**** DATA TO PROCESS

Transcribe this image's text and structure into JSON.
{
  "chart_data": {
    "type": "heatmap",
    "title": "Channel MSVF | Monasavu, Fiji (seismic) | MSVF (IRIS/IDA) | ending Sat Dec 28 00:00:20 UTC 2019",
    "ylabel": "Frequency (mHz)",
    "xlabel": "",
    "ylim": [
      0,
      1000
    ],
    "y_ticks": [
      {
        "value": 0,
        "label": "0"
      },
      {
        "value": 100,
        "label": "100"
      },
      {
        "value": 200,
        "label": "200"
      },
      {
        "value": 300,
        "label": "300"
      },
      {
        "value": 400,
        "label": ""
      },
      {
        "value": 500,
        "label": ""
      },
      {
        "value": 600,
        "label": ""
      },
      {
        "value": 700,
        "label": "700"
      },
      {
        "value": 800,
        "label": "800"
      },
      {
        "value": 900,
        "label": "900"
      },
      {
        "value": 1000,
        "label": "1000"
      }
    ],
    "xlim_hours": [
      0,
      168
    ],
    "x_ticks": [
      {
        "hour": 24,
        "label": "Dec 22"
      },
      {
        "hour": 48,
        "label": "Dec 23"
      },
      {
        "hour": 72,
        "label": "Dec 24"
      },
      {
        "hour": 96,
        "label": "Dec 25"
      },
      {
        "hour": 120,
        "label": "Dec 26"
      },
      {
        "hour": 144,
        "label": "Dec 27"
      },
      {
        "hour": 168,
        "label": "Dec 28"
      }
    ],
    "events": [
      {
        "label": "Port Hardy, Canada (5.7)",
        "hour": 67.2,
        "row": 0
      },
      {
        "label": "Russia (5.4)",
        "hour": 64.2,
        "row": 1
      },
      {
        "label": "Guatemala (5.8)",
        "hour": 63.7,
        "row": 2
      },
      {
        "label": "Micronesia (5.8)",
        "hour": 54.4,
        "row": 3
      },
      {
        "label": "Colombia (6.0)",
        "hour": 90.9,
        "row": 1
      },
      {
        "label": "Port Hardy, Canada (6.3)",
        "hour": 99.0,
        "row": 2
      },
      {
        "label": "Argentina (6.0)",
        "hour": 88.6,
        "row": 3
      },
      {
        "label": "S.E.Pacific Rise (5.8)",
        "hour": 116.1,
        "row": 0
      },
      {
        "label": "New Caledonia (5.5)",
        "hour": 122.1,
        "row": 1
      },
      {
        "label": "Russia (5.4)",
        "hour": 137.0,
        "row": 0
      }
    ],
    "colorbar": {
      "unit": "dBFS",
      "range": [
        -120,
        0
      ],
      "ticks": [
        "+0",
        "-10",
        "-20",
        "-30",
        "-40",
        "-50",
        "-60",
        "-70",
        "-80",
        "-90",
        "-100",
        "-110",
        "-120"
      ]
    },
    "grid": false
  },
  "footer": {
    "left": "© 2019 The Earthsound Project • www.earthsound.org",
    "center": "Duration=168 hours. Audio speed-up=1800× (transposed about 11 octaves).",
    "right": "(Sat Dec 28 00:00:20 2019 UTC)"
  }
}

********

> [WHAT YOU HAVE TO DO]: Look through the listing above. Pick out each line with "Canada" and copy it.

> [WRITTEN RESPONSE]:
        "label": "Port Hardy, Canada (5.7)",
        "label": "Port Hardy, Canada (6.3)",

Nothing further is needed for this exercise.